* **Extracted data**:
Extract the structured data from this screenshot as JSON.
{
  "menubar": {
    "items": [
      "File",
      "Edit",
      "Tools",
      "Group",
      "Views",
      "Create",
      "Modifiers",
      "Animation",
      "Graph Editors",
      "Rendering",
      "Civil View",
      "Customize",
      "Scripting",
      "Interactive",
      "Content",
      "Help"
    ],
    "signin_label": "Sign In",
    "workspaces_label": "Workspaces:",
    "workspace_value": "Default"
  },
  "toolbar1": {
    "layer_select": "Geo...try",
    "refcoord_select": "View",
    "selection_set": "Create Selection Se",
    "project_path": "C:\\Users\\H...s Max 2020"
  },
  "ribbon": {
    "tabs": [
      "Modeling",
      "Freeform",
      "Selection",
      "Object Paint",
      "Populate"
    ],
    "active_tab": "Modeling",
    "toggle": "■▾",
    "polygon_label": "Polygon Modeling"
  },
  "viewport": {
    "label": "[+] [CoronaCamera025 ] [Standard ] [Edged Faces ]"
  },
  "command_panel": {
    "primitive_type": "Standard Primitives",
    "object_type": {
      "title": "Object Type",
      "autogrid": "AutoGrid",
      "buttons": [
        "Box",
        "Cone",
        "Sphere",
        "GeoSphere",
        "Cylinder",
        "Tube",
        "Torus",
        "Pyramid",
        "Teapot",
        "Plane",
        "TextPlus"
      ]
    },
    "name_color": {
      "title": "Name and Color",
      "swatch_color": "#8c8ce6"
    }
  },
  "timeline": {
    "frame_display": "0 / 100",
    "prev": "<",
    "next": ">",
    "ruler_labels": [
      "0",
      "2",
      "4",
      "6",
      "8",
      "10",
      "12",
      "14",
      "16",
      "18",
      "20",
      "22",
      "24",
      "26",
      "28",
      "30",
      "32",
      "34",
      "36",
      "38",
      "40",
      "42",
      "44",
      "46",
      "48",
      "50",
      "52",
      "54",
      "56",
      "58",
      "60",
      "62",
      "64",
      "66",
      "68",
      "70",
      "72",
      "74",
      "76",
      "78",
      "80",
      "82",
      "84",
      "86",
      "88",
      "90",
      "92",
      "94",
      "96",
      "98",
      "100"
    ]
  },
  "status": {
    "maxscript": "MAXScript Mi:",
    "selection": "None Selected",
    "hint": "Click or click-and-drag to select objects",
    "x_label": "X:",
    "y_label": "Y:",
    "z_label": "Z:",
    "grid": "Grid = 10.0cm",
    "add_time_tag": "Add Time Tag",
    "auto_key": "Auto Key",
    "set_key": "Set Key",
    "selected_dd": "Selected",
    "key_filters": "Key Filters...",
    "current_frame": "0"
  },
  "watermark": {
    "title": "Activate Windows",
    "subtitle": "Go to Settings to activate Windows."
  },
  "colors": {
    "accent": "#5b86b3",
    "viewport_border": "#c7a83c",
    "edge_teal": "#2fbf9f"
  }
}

* **What you should do**: Copy each line of the entries that includes the word "Create".

* **Solution to the exercise**:
      "Create",
    "selection_set": "Create Selection Se",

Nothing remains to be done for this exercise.